═════ PROVIDED DATA

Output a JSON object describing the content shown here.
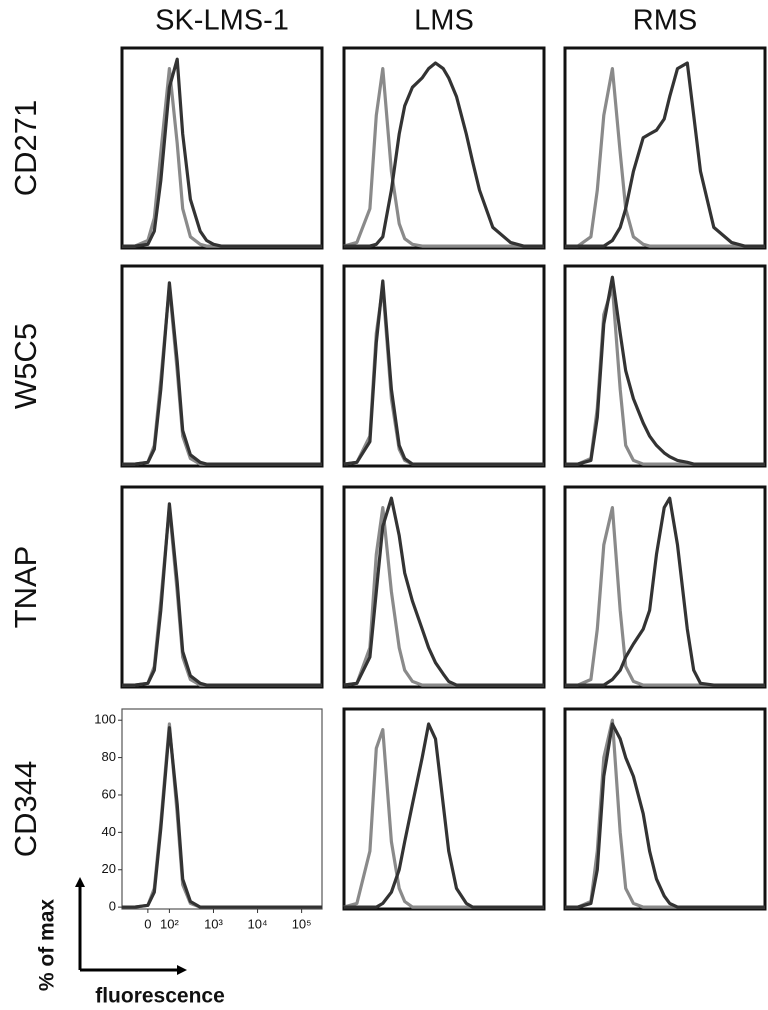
{
  "chart_data": {
    "type": "line",
    "columns": [
      "SK-LMS-1",
      "LMS",
      "RMS"
    ],
    "rows": [
      "CD271",
      "W5C5",
      "TNAP",
      "CD344"
    ],
    "xlabel": "fluorescence",
    "ylabel": "% of max",
    "xlim": [
      -120,
      290000
    ],
    "ylim": [
      -1,
      106
    ],
    "xticks": [
      0,
      {
        "value": 100,
        "label": "10²"
      },
      {
        "value": 1000,
        "label": "10³"
      },
      {
        "value": 10000,
        "label": "10⁴"
      },
      {
        "value": 100000,
        "label": "10⁵"
      }
    ],
    "yticks": [
      0,
      20,
      40,
      60,
      80,
      100
    ],
    "x": [
      -120,
      -60,
      0,
      30,
      60,
      100,
      150,
      200,
      300,
      500,
      700,
      1000,
      1500,
      2000,
      3000,
      5000,
      7000,
      10000,
      20000,
      50000,
      100000,
      290000
    ],
    "panels": [
      [
        {
          "series": [
            {
              "color": "#8a8a8a",
              "values": [
                0,
                0,
                3,
                15,
                50,
                95,
                55,
                20,
                5,
                1,
                0,
                0,
                0,
                0,
                0,
                0,
                0,
                0,
                0,
                0,
                0,
                0
              ]
            },
            {
              "color": "#333333",
              "values": [
                0,
                0,
                1,
                8,
                35,
                85,
                100,
                60,
                25,
                8,
                3,
                1,
                0,
                0,
                0,
                0,
                0,
                0,
                0,
                0,
                0,
                0
              ]
            }
          ]
        },
        {
          "series": [
            {
              "color": "#8a8a8a",
              "values": [
                0,
                2,
                20,
                70,
                95,
                40,
                12,
                4,
                1,
                0,
                0,
                0,
                0,
                0,
                0,
                0,
                0,
                0,
                0,
                0,
                0,
                0
              ]
            },
            {
              "color": "#333333",
              "values": [
                0,
                0,
                0,
                1,
                5,
                30,
                60,
                75,
                85,
                90,
                95,
                98,
                95,
                90,
                80,
                60,
                45,
                30,
                10,
                2,
                0,
                0
              ]
            }
          ]
        },
        {
          "series": [
            {
              "color": "#8a8a8a",
              "values": [
                0,
                0,
                5,
                30,
                70,
                95,
                50,
                20,
                5,
                1,
                0,
                0,
                0,
                0,
                0,
                0,
                0,
                0,
                0,
                0,
                0,
                0
              ]
            },
            {
              "color": "#333333",
              "values": [
                0,
                0,
                0,
                0,
                0,
                3,
                10,
                20,
                40,
                58,
                60,
                62,
                68,
                80,
                95,
                98,
                70,
                40,
                10,
                2,
                0,
                0
              ]
            }
          ]
        }
      ],
      [
        {
          "series": [
            {
              "color": "#8a8a8a",
              "values": [
                0,
                0,
                1,
                10,
                45,
                95,
                50,
                15,
                3,
                0,
                0,
                0,
                0,
                0,
                0,
                0,
                0,
                0,
                0,
                0,
                0,
                0
              ]
            },
            {
              "color": "#333333",
              "values": [
                0,
                0,
                1,
                8,
                40,
                97,
                55,
                18,
                5,
                1,
                0,
                0,
                0,
                0,
                0,
                0,
                0,
                0,
                0,
                0,
                0,
                0
              ]
            }
          ]
        },
        {
          "series": [
            {
              "color": "#8a8a8a",
              "values": [
                0,
                1,
                15,
                70,
                95,
                35,
                8,
                2,
                0,
                0,
                0,
                0,
                0,
                0,
                0,
                0,
                0,
                0,
                0,
                0,
                0,
                0
              ]
            },
            {
              "color": "#333333",
              "values": [
                0,
                1,
                12,
                65,
                98,
                40,
                10,
                3,
                0,
                0,
                0,
                0,
                0,
                0,
                0,
                0,
                0,
                0,
                0,
                0,
                0,
                0
              ]
            }
          ]
        },
        {
          "series": [
            {
              "color": "#8a8a8a",
              "values": [
                0,
                0,
                3,
                30,
                80,
                95,
                40,
                10,
                2,
                0,
                0,
                0,
                0,
                0,
                0,
                0,
                0,
                0,
                0,
                0,
                0,
                0
              ]
            },
            {
              "color": "#333333",
              "values": [
                0,
                0,
                2,
                25,
                75,
                100,
                70,
                50,
                35,
                22,
                15,
                10,
                6,
                4,
                2,
                1,
                0,
                0,
                0,
                0,
                0,
                0
              ]
            }
          ]
        }
      ],
      [
        {
          "series": [
            {
              "color": "#8a8a8a",
              "values": [
                0,
                0,
                1,
                10,
                45,
                95,
                50,
                15,
                3,
                0,
                0,
                0,
                0,
                0,
                0,
                0,
                0,
                0,
                0,
                0,
                0,
                0
              ]
            },
            {
              "color": "#333333",
              "values": [
                0,
                0,
                1,
                8,
                40,
                97,
                55,
                18,
                5,
                1,
                0,
                0,
                0,
                0,
                0,
                0,
                0,
                0,
                0,
                0,
                0,
                0
              ]
            }
          ]
        },
        {
          "series": [
            {
              "color": "#8a8a8a",
              "values": [
                0,
                1,
                20,
                70,
                95,
                50,
                20,
                8,
                2,
                0,
                0,
                0,
                0,
                0,
                0,
                0,
                0,
                0,
                0,
                0,
                0,
                0
              ]
            },
            {
              "color": "#333333",
              "values": [
                0,
                1,
                15,
                50,
                85,
                100,
                80,
                60,
                45,
                30,
                20,
                12,
                6,
                2,
                0,
                0,
                0,
                0,
                0,
                0,
                0,
                0
              ]
            }
          ]
        },
        {
          "series": [
            {
              "color": "#8a8a8a",
              "values": [
                0,
                0,
                3,
                30,
                75,
                95,
                40,
                10,
                2,
                0,
                0,
                0,
                0,
                0,
                0,
                0,
                0,
                0,
                0,
                0,
                0,
                0
              ]
            },
            {
              "color": "#333333",
              "values": [
                0,
                0,
                0,
                0,
                0,
                3,
                8,
                15,
                22,
                30,
                40,
                70,
                95,
                100,
                75,
                30,
                8,
                1,
                0,
                0,
                0,
                0
              ]
            }
          ]
        }
      ],
      [
        {
          "series": [
            {
              "color": "#8a8a8a",
              "values": [
                0,
                0,
                1,
                10,
                45,
                98,
                50,
                12,
                2,
                0,
                0,
                0,
                0,
                0,
                0,
                0,
                0,
                0,
                0,
                0,
                0,
                0
              ]
            },
            {
              "color": "#333333",
              "values": [
                0,
                0,
                1,
                8,
                42,
                96,
                55,
                15,
                3,
                0,
                0,
                0,
                0,
                0,
                0,
                0,
                0,
                0,
                0,
                0,
                0,
                0
              ]
            }
          ]
        },
        {
          "series": [
            {
              "color": "#8a8a8a",
              "values": [
                0,
                2,
                30,
                85,
                95,
                35,
                10,
                3,
                0,
                0,
                0,
                0,
                0,
                0,
                0,
                0,
                0,
                0,
                0,
                0,
                0,
                0
              ]
            },
            {
              "color": "#333333",
              "values": [
                0,
                0,
                0,
                0,
                2,
                8,
                20,
                35,
                55,
                80,
                98,
                90,
                55,
                30,
                10,
                2,
                0,
                0,
                0,
                0,
                0,
                0
              ]
            }
          ]
        },
        {
          "series": [
            {
              "color": "#8a8a8a",
              "values": [
                0,
                0,
                3,
                30,
                80,
                100,
                40,
                10,
                2,
                0,
                0,
                0,
                0,
                0,
                0,
                0,
                0,
                0,
                0,
                0,
                0,
                0
              ]
            },
            {
              "color": "#333333",
              "values": [
                0,
                0,
                2,
                20,
                70,
                98,
                90,
                80,
                70,
                50,
                30,
                15,
                6,
                2,
                0,
                0,
                0,
                0,
                0,
                0,
                0,
                0
              ]
            }
          ]
        }
      ]
    ]
  }
}
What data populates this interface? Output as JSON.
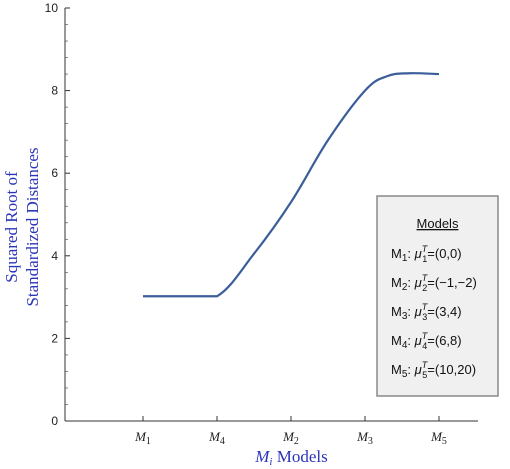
{
  "chart_data": {
    "type": "line",
    "title": "",
    "xlabel_main": "M",
    "xlabel_sub": "i",
    "xlabel_rest": " Models",
    "ylabel_line1": "Squared Root of",
    "ylabel_line2": "Standardized Distances",
    "ylim": [
      0,
      10
    ],
    "yticks": [
      "0",
      "2",
      "4",
      "6",
      "8",
      "10"
    ],
    "categories": [
      {
        "main": "M",
        "sub": "1"
      },
      {
        "main": "M",
        "sub": "4"
      },
      {
        "main": "M",
        "sub": "2"
      },
      {
        "main": "M",
        "sub": "3"
      },
      {
        "main": "M",
        "sub": "5"
      }
    ],
    "series": [
      {
        "color": "#3b5e9a",
        "x": [
          0,
          0.5,
          1,
          1.5,
          2,
          2.5,
          3,
          3.3,
          3.6,
          4
        ],
        "y": [
          3.02,
          3.02,
          3.02,
          4.05,
          5.3,
          6.8,
          8.0,
          8.35,
          8.42,
          8.4
        ]
      }
    ],
    "legend": {
      "title": "Models",
      "placement": "right",
      "entries": [
        {
          "m": "M",
          "msub": "1",
          "mu": "μ",
          "musub": "1",
          "musup": "T",
          "value": "=(0,0)"
        },
        {
          "m": "M",
          "msub": "2",
          "mu": "μ",
          "musub": "2",
          "musup": "T",
          "value": "=(−1,−2)"
        },
        {
          "m": "M",
          "msub": "3",
          "mu": "μ",
          "musub": "3",
          "musup": "T",
          "value": "=(3,4)"
        },
        {
          "m": "M",
          "msub": "4",
          "mu": "μ",
          "musub": "4",
          "musup": "T",
          "value": "=(6,8)"
        },
        {
          "m": "M",
          "msub": "5",
          "mu": "μ",
          "musub": "5",
          "musup": "T",
          "value": "=(10,20)"
        }
      ]
    }
  }
}
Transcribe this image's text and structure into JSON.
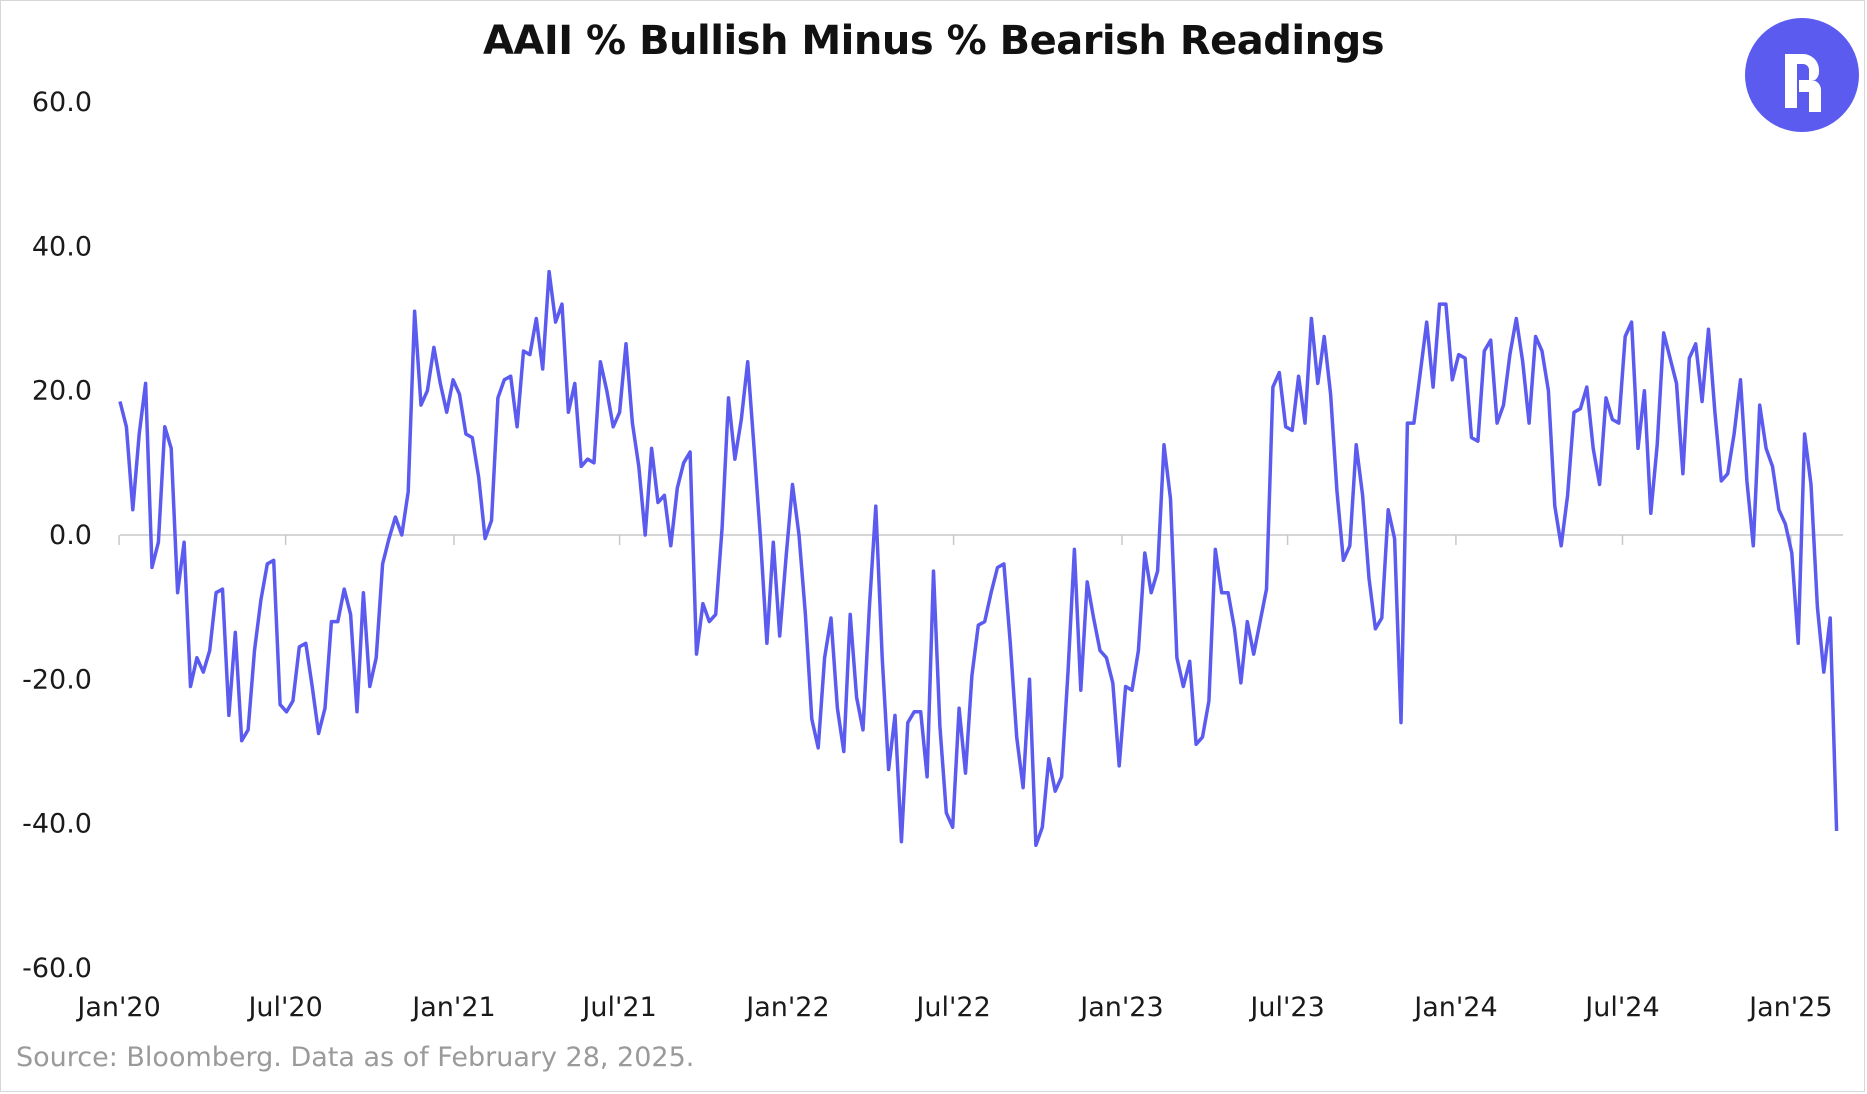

══════════

> _YOUR TASK_: Note how many lines in the material hold the word "Output", and give that number with nothing added.

> _RESULT_: 2